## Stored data
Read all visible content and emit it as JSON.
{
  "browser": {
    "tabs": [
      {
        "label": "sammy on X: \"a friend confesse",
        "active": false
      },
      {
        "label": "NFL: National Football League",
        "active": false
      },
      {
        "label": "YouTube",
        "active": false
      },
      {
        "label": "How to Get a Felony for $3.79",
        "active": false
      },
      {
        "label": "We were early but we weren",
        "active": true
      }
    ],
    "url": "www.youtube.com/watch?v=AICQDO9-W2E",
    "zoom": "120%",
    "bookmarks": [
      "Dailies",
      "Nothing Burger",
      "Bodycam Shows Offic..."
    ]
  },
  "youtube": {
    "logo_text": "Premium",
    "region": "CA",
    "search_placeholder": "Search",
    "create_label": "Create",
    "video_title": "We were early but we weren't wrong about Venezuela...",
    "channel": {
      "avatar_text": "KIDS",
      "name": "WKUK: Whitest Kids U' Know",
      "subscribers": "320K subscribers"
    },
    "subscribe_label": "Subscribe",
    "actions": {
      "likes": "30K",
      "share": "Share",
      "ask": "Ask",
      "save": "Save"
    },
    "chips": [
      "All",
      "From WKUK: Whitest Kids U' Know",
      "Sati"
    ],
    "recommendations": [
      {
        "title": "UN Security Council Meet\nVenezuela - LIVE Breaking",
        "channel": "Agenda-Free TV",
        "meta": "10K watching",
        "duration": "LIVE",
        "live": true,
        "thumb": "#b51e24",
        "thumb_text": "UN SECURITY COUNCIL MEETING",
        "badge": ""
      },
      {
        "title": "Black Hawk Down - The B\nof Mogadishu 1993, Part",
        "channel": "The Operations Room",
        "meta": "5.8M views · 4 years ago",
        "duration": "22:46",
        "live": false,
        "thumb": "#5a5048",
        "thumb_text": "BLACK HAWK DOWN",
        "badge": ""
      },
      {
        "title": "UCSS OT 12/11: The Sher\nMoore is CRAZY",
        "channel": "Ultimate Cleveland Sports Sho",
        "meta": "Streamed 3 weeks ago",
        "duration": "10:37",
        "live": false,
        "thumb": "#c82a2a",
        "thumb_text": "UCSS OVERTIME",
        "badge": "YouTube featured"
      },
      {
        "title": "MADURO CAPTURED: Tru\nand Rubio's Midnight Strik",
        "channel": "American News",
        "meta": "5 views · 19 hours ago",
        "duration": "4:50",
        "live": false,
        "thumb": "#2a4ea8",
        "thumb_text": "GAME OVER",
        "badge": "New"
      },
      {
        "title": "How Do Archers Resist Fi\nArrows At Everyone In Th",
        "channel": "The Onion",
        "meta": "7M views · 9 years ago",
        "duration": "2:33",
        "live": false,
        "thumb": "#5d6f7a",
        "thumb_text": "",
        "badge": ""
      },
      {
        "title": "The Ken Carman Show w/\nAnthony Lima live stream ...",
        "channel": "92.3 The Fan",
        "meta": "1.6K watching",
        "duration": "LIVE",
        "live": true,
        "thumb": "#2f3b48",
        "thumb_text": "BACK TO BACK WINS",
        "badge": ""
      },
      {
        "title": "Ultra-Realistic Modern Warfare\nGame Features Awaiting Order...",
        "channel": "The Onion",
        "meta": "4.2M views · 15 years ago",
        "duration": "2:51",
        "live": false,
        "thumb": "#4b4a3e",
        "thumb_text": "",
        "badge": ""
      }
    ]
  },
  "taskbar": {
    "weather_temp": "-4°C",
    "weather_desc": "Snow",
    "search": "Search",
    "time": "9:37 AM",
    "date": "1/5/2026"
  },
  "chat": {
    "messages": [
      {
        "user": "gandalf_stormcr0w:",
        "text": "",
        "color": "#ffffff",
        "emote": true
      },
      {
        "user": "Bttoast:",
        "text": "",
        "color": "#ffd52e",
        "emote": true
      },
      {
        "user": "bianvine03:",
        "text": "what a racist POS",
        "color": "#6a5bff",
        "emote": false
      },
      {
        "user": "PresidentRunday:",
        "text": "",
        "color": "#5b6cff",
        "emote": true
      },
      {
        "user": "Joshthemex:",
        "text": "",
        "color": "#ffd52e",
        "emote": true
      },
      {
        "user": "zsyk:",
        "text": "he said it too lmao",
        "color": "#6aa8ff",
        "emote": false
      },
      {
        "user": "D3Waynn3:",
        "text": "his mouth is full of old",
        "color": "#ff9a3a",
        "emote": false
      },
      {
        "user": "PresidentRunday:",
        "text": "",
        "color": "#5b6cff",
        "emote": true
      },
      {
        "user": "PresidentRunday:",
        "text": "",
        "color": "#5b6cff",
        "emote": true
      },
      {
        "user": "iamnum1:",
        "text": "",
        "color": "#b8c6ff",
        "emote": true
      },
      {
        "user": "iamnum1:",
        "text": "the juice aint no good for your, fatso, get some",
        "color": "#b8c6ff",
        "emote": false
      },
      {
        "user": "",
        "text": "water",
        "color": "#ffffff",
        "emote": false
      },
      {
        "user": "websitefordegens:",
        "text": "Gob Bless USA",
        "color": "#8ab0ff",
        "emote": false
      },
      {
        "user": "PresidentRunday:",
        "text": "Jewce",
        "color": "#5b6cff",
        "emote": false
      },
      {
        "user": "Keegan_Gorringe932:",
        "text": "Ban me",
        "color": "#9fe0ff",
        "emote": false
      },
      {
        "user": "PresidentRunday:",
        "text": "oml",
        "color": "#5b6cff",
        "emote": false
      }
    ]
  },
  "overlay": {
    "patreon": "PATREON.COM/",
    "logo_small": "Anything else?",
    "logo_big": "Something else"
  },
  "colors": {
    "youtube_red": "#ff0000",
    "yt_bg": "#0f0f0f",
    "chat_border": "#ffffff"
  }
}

## Your instructions
Reproduce all of the material above word for word.

## Answer in full
Read all visible content and emit it as JSON.
{
  "browser": {
    "tabs": [
      {
        "label": "sammy on X: \"a friend confesse",
        "active": false
      },
      {
        "label": "NFL: National Football League",
        "active": false
      },
      {
        "label": "YouTube",
        "active": false
      },
      {
        "label": "How to Get a Felony for $3.79",
        "active": false
      },
      {
        "label": "We were early but we weren",
        "active": true
      }
    ],
    "url": "www.youtube.com/watch?v=AICQDO9-W2E",
    "zoom": "120%",
    "bookmarks": [
      "Dailies",
      "Nothing Burger",
      "Bodycam Shows Offic..."
    ]
  },
  "youtube": {
    "logo_text": "Premium",
    "region": "CA",
    "search_placeholder": "Search",
    "create_label": "Create",
    "video_title": "We were early but we weren't wrong about Venezuela...",
    "channel": {
      "avatar_text": "KIDS",
      "name": "WKUK: Whitest Kids U' Know",
      "subscribers": "320K subscribers"
    },
    "subscribe_label": "Subscribe",
    "actions": {
      "likes": "30K",
      "share": "Share",
      "ask": "Ask",
      "save": "Save"
    },
    "chips": [
      "All",
      "From WKUK: Whitest Kids U' Know",
      "Sati"
    ],
    "recommendations": [
      {
        "title": "UN Security Council Meet\nVenezuela - LIVE Breaking",
        "channel": "Agenda-Free TV",
        "meta": "10K watching",
        "duration": "LIVE",
        "live": true,
        "thumb": "#b51e24",
        "thumb_text": "UN SECURITY COUNCIL MEETING",
        "badge": ""
      },
      {
        "title": "Black Hawk Down - The B\nof Mogadishu 1993, Part",
        "channel": "The Operations Room",
        "meta": "5.8M views · 4 years ago",
        "duration": "22:46",
        "live": false,
        "thumb": "#5a5048",
        "thumb_text": "BLACK HAWK DOWN",
        "badge": ""
      },
      {
        "title": "UCSS OT 12/11: The Sher\nMoore is CRAZY",
        "channel": "Ultimate Cleveland Sports Sho",
        "meta": "Streamed 3 weeks ago",
        "duration": "10:37",
        "live": false,
        "thumb": "#c82a2a",
        "thumb_text": "UCSS OVERTIME",
        "badge": "YouTube featured"
      },
      {
        "title": "MADURO CAPTURED: Tru\nand Rubio's Midnight Strik",
        "channel": "American News",
        "meta": "5 views · 19 hours ago",
        "duration": "4:50",
        "live": false,
        "thumb": "#2a4ea8",
        "thumb_text": "GAME OVER",
        "badge": "New"
      },
      {
        "title": "How Do Archers Resist Fi\nArrows At Everyone In Th",
        "channel": "The Onion",
        "meta": "7M views · 9 years ago",
        "duration": "2:33",
        "live": false,
        "thumb": "#5d6f7a",
        "thumb_text": "",
        "badge": ""
      },
      {
        "title": "The Ken Carman Show w/\nAnthony Lima live stream ...",
        "channel": "92.3 The Fan",
        "meta": "1.6K watching",
        "duration": "LIVE",
        "live": true,
        "thumb": "#2f3b48",
        "thumb_text": "BACK TO BACK WINS",
        "badge": ""
      },
      {
        "title": "Ultra-Realistic Modern Warfare\nGame Features Awaiting Order...",
        "channel": "The Onion",
        "meta": "4.2M views · 15 years ago",
        "duration": "2:51",
        "live": false,
        "thumb": "#4b4a3e",
        "thumb_text": "",
        "badge": ""
      }
    ]
  },
  "taskbar": {
    "weather_temp": "-4°C",
    "weather_desc": "Snow",
    "search": "Search",
    "time": "9:37 AM",
    "date": "1/5/2026"
  },
  "chat": {
    "messages": [
      {
        "user": "gandalf_stormcr0w:",
        "text": "",
        "color": "#ffffff",
        "emote": true
      },
      {
        "user": "Bttoast:",
        "text": "",
        "color": "#ffd52e",
        "emote": true
      },
      {
        "user": "bianvine03:",
        "text": "what a racist POS",
        "color": "#6a5bff",
        "emote": false
      },
      {
        "user": "PresidentRunday:",
        "text": "",
        "color": "#5b6cff",
        "emote": true
      },
      {
        "user": "Joshthemex:",
        "text": "",
        "color": "#ffd52e",
        "emote": true
      },
      {
        "user": "zsyk:",
        "text": "he said it too lmao",
        "color": "#6aa8ff",
        "emote": false
      },
      {
        "user": "D3Waynn3:",
        "text": "his mouth is full of old",
        "color": "#ff9a3a",
        "emote": false
      },
      {
        "user": "PresidentRunday:",
        "text": "",
        "color": "#5b6cff",
        "emote": true
      },
      {
        "user": "PresidentRunday:",
        "text": "",
        "color": "#5b6cff",
        "emote": true
      },
      {
        "user": "iamnum1:",
        "text": "",
        "color": "#b8c6ff",
        "emote": true
      },
      {
        "user": "iamnum1:",
        "text": "the juice aint no good for your, fatso, get some",
        "color": "#b8c6ff",
        "emote": false
      },
      {
        "user": "",
        "text": "water",
        "color": "#ffffff",
        "emote": false
      },
      {
        "user": "websitefordegens:",
        "text": "Gob Bless USA",
        "color": "#8ab0ff",
        "emote": false
      },
      {
        "user": "PresidentRunday:",
        "text": "Jewce",
        "color": "#5b6cff",
        "emote": false
      },
      {
        "user": "Keegan_Gorringe932:",
        "text": "Ban me",
        "color": "#9fe0ff",
        "emote": false
      },
      {
        "user": "PresidentRunday:",
        "text": "oml",
        "color": "#5b6cff",
        "emote": false
      }
    ]
  },
  "overlay": {
    "patreon": "PATREON.COM/",
    "logo_small": "Anything else?",
    "logo_big": "Something else"
  },
  "colors": {
    "youtube_red": "#ff0000",
    "yt_bg": "#0f0f0f",
    "chat_border": "#ffffff"
  }
}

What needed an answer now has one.